» GOAL OF THE EXERCISE
Restate the whole listing exactly.
........
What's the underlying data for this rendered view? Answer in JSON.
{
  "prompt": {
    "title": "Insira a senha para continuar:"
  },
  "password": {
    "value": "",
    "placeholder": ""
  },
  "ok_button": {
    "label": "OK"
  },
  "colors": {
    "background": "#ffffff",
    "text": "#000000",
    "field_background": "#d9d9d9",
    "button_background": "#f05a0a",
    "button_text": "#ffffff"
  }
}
........
» PROBLEM SOLUTION
What's the underlying data for this rendered view? Answer in JSON.
{
  "prompt": {
    "title": "Insira a senha para continuar:"
  },
  "password": {
    "value": "",
    "placeholder": ""
  },
  "ok_button": {
    "label": "OK"
  },
  "colors": {
    "background": "#ffffff",
    "text": "#000000",
    "field_background": "#d9d9d9",
    "button_background": "#f05a0a",
    "button_text": "#ffffff"
  }
}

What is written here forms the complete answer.